Data listing:
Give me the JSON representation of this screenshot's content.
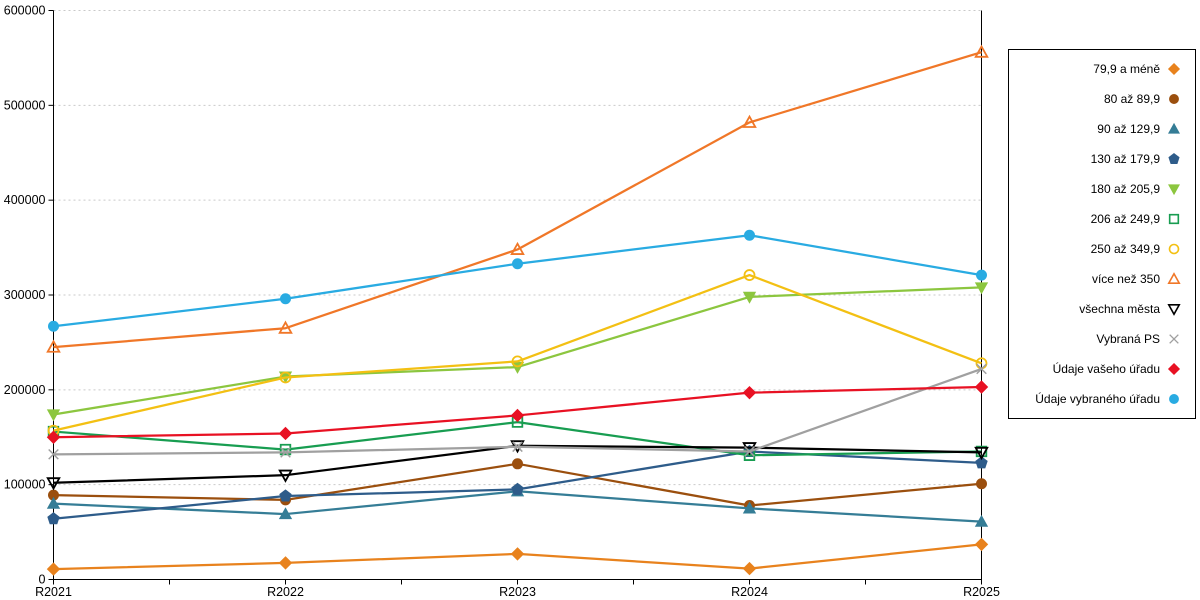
{
  "chart_data": {
    "type": "line",
    "title": "",
    "x_axis": {
      "label": "",
      "categories": [
        "R2021",
        "R2022",
        "R2023",
        "R2024",
        "R2025"
      ]
    },
    "y_axis": {
      "label": "",
      "min": 0,
      "max": 600000,
      "step": 100000,
      "tick_labels": [
        "0",
        "100000",
        "200000",
        "300000",
        "400000",
        "500000",
        "600000"
      ]
    },
    "grid": "horizontal dotted lines at each 100000",
    "legend_position": "right boxed",
    "series": [
      {
        "name": "79,9 a méně",
        "marker": "diamond",
        "style": "filled",
        "color": "#E8821D",
        "values": [
          11000,
          17500,
          27000,
          11500,
          37000
        ]
      },
      {
        "name": "80 až 89,9",
        "marker": "circle",
        "style": "filled",
        "color": "#9B4F0E",
        "values": [
          89000,
          84000,
          122000,
          78000,
          101000
        ]
      },
      {
        "name": "90 až 129,9",
        "marker": "triangle-up",
        "style": "filled",
        "color": "#357D96",
        "values": [
          80000,
          69000,
          93000,
          75000,
          61000
        ]
      },
      {
        "name": "130 až 179,9",
        "marker": "pentagon",
        "style": "filled",
        "color": "#2E5C8A",
        "values": [
          64000,
          88000,
          95000,
          135000,
          123000
        ]
      },
      {
        "name": "180 až 205,9",
        "marker": "triangle-down",
        "style": "filled",
        "color": "#8CC63F",
        "values": [
          174000,
          214000,
          224000,
          298000,
          308000
        ]
      },
      {
        "name": "206 až 249,9",
        "marker": "square",
        "style": "open",
        "color": "#189D51",
        "values": [
          156000,
          137000,
          166000,
          131000,
          135000
        ]
      },
      {
        "name": "250 až 349,9",
        "marker": "circle",
        "style": "open",
        "color": "#F3C013",
        "values": [
          157000,
          213000,
          230000,
          321000,
          228000
        ]
      },
      {
        "name": "více než 350",
        "marker": "triangle-up",
        "style": "open",
        "color": "#F07728",
        "values": [
          245000,
          265000,
          348000,
          482000,
          556000
        ]
      },
      {
        "name": "všechna města",
        "marker": "triangle-down",
        "style": "open",
        "color": "#000000",
        "values": [
          102000,
          110000,
          141000,
          139000,
          134000
        ]
      },
      {
        "name": "Vybraná PS",
        "marker": "x",
        "style": "open",
        "color": "#A0A0A0",
        "values": [
          132000,
          134000,
          140000,
          135000,
          222000
        ]
      },
      {
        "name": "Údaje vašeho úřadu",
        "marker": "diamond",
        "style": "filled",
        "color": "#E81123",
        "values": [
          150000,
          154000,
          173000,
          197000,
          203000
        ]
      },
      {
        "name": "Údaje vybraného úřadu",
        "marker": "circle",
        "style": "filled",
        "color": "#29ABE2",
        "values": [
          267000,
          296000,
          333000,
          363000,
          321000
        ]
      }
    ]
  }
}
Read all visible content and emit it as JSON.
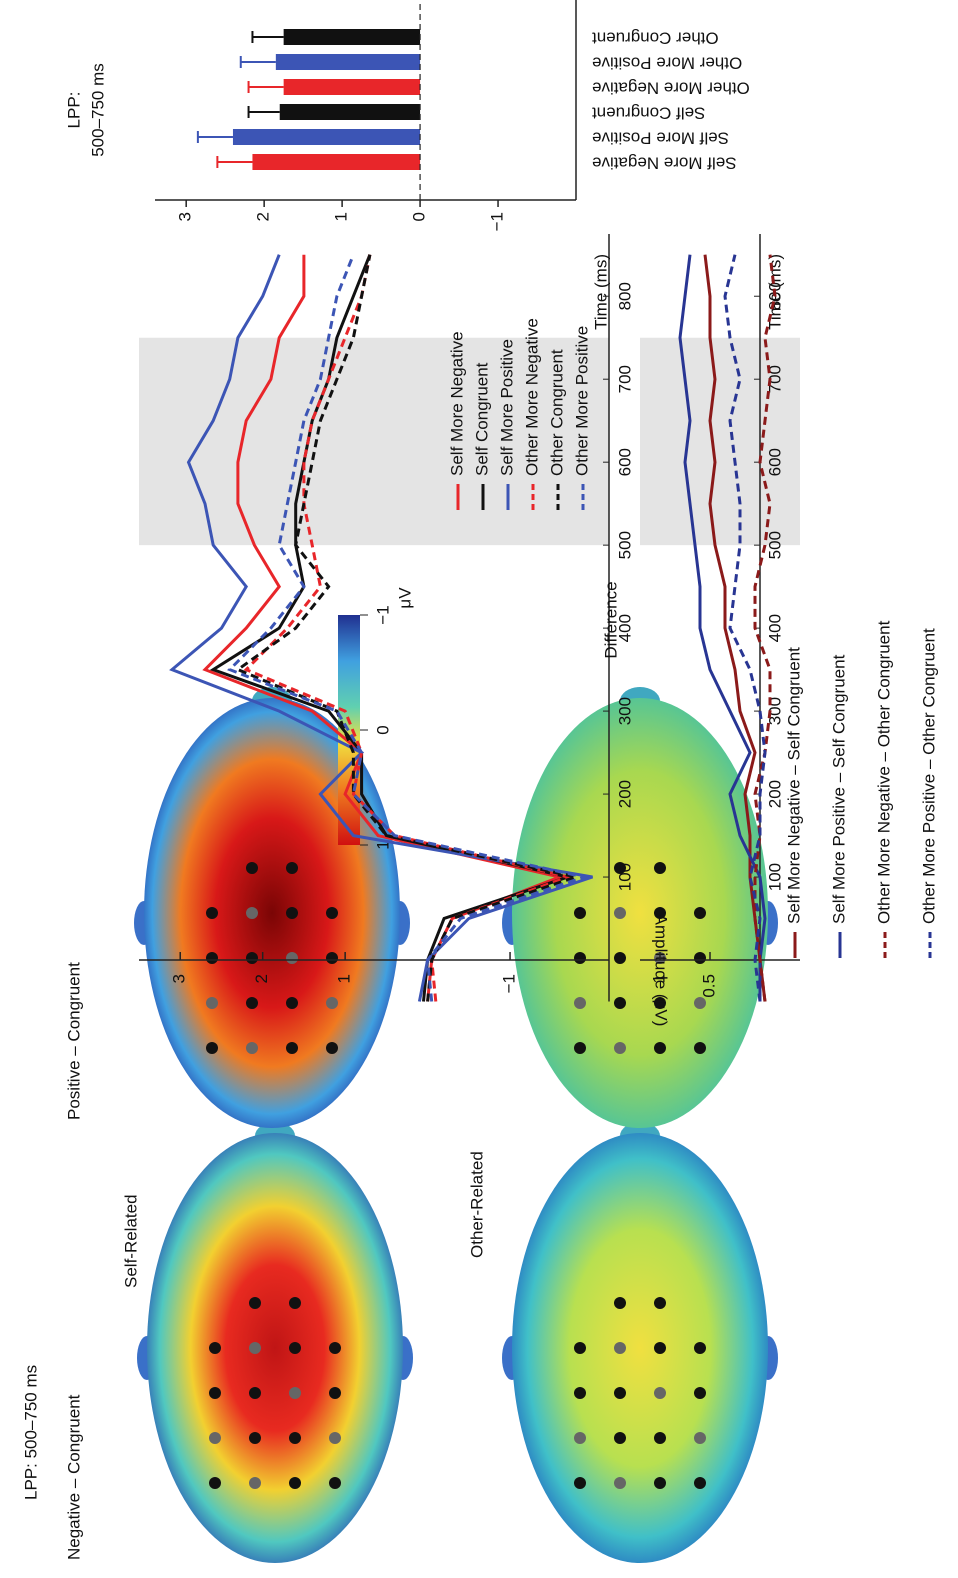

TASK STATEMENT: Return all the entries word for word, but omit any pictures they contain.

RESPONSE TO THIS EXERCISE:
Give me the JSON representation of this screenshot's content.
{
  "chart_data": {
    "type": "line",
    "title": "",
    "x_axis": {
      "label": "",
      "categories": [
        "R2021",
        "R2022",
        "R2023",
        "R2024",
        "R2025"
      ]
    },
    "y_axis": {
      "label": "",
      "min": 0,
      "max": 600000,
      "step": 100000,
      "tick_labels": [
        "0",
        "100000",
        "200000",
        "300000",
        "400000",
        "500000",
        "600000"
      ]
    },
    "grid": "horizontal dotted lines at each 100000",
    "legend_position": "right boxed",
    "series": [
      {
        "name": "79,9 a méně",
        "marker": "diamond",
        "style": "filled",
        "color": "#E8821D",
        "values": [
          11000,
          17500,
          27000,
          11500,
          37000
        ]
      },
      {
        "name": "80 až 89,9",
        "marker": "circle",
        "style": "filled",
        "color": "#9B4F0E",
        "values": [
          89000,
          84000,
          122000,
          78000,
          101000
        ]
      },
      {
        "name": "90 až 129,9",
        "marker": "triangle-up",
        "style": "filled",
        "color": "#357D96",
        "values": [
          80000,
          69000,
          93000,
          75000,
          61000
        ]
      },
      {
        "name": "130 až 179,9",
        "marker": "pentagon",
        "style": "filled",
        "color": "#2E5C8A",
        "values": [
          64000,
          88000,
          95000,
          135000,
          123000
        ]
      },
      {
        "name": "180 až 205,9",
        "marker": "triangle-down",
        "style": "filled",
        "color": "#8CC63F",
        "values": [
          174000,
          214000,
          224000,
          298000,
          308000
        ]
      },
      {
        "name": "206 až 249,9",
        "marker": "square",
        "style": "open",
        "color": "#189D51",
        "values": [
          156000,
          137000,
          166000,
          131000,
          135000
        ]
      },
      {
        "name": "250 až 349,9",
        "marker": "circle",
        "style": "open",
        "color": "#F3C013",
        "values": [
          157000,
          213000,
          230000,
          321000,
          228000
        ]
      },
      {
        "name": "více než 350",
        "marker": "triangle-up",
        "style": "open",
        "color": "#F07728",
        "values": [
          245000,
          265000,
          348000,
          482000,
          556000
        ]
      },
      {
        "name": "všechna města",
        "marker": "triangle-down",
        "style": "open",
        "color": "#000000",
        "values": [
          102000,
          110000,
          141000,
          139000,
          134000
        ]
      },
      {
        "name": "Vybraná PS",
        "marker": "x",
        "style": "open",
        "color": "#A0A0A0",
        "values": [
          132000,
          134000,
          140000,
          135000,
          222000
        ]
      },
      {
        "name": "Údaje vašeho úřadu",
        "marker": "diamond",
        "style": "filled",
        "color": "#E81123",
        "values": [
          150000,
          154000,
          173000,
          197000,
          203000
        ]
      },
      {
        "name": "Údaje vybraného úřadu",
        "marker": "circle",
        "style": "filled",
        "color": "#29ABE2",
        "values": [
          267000,
          296000,
          333000,
          363000,
          321000
        ]
      }
    ]
  }
}
Read all visible content and emit it as JSON.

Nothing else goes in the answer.